**TASK DESCRIPTION**
Below are some records; return each one exactly.

===============

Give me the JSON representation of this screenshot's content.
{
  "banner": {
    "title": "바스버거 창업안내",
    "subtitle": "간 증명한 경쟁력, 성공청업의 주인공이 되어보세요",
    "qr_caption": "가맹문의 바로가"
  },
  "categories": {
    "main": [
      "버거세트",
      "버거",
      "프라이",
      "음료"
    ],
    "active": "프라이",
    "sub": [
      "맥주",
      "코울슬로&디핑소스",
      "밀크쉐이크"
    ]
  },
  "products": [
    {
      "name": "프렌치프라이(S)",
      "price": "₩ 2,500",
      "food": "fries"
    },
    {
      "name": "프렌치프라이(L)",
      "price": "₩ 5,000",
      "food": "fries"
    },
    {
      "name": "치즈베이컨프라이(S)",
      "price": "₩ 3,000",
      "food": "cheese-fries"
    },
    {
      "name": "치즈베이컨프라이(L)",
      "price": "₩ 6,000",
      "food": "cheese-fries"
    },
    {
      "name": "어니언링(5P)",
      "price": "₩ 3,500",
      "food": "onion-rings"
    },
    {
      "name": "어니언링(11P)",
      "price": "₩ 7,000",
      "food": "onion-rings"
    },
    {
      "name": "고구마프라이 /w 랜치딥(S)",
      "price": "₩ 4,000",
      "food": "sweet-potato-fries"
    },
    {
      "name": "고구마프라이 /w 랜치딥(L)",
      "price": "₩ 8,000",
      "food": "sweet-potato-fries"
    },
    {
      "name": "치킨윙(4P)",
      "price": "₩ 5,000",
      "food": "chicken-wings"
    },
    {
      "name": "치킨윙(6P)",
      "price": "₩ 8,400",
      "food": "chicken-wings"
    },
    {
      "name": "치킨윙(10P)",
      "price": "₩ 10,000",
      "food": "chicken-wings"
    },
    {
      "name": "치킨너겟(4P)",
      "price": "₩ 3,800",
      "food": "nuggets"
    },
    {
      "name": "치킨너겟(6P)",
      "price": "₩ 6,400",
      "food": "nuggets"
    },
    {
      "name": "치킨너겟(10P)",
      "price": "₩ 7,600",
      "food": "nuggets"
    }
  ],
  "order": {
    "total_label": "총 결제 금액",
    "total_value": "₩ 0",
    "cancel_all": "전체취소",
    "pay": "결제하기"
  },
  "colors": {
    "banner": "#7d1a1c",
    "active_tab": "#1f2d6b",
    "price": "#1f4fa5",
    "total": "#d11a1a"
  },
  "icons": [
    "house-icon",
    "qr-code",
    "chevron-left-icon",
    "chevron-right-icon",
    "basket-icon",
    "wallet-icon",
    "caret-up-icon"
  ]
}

===============

**CORRECT ANSWER**
Give me the JSON representation of this screenshot's content.
{
  "banner": {
    "title": "바스버거 창업안내",
    "subtitle": "간 증명한 경쟁력, 성공청업의 주인공이 되어보세요",
    "qr_caption": "가맹문의 바로가"
  },
  "categories": {
    "main": [
      "버거세트",
      "버거",
      "프라이",
      "음료"
    ],
    "active": "프라이",
    "sub": [
      "맥주",
      "코울슬로&디핑소스",
      "밀크쉐이크"
    ]
  },
  "products": [
    {
      "name": "프렌치프라이(S)",
      "price": "₩ 2,500",
      "food": "fries"
    },
    {
      "name": "프렌치프라이(L)",
      "price": "₩ 5,000",
      "food": "fries"
    },
    {
      "name": "치즈베이컨프라이(S)",
      "price": "₩ 3,000",
      "food": "cheese-fries"
    },
    {
      "name": "치즈베이컨프라이(L)",
      "price": "₩ 6,000",
      "food": "cheese-fries"
    },
    {
      "name": "어니언링(5P)",
      "price": "₩ 3,500",
      "food": "onion-rings"
    },
    {
      "name": "어니언링(11P)",
      "price": "₩ 7,000",
      "food": "onion-rings"
    },
    {
      "name": "고구마프라이 /w 랜치딥(S)",
      "price": "₩ 4,000",
      "food": "sweet-potato-fries"
    },
    {
      "name": "고구마프라이 /w 랜치딥(L)",
      "price": "₩ 8,000",
      "food": "sweet-potato-fries"
    },
    {
      "name": "치킨윙(4P)",
      "price": "₩ 5,000",
      "food": "chicken-wings"
    },
    {
      "name": "치킨윙(6P)",
      "price": "₩ 8,400",
      "food": "chicken-wings"
    },
    {
      "name": "치킨윙(10P)",
      "price": "₩ 10,000",
      "food": "chicken-wings"
    },
    {
      "name": "치킨너겟(4P)",
      "price": "₩ 3,800",
      "food": "nuggets"
    },
    {
      "name": "치킨너겟(6P)",
      "price": "₩ 6,400",
      "food": "nuggets"
    },
    {
      "name": "치킨너겟(10P)",
      "price": "₩ 7,600",
      "food": "nuggets"
    }
  ],
  "order": {
    "total_label": "총 결제 금액",
    "total_value": "₩ 0",
    "cancel_all": "전체취소",
    "pay": "결제하기"
  },
  "colors": {
    "banner": "#7d1a1c",
    "active_tab": "#1f2d6b",
    "price": "#1f4fa5",
    "total": "#d11a1a"
  },
  "icons": [
    "house-icon",
    "qr-code",
    "chevron-left-icon",
    "chevron-right-icon",
    "basket-icon",
    "wallet-icon",
    "caret-up-icon"
  ]
}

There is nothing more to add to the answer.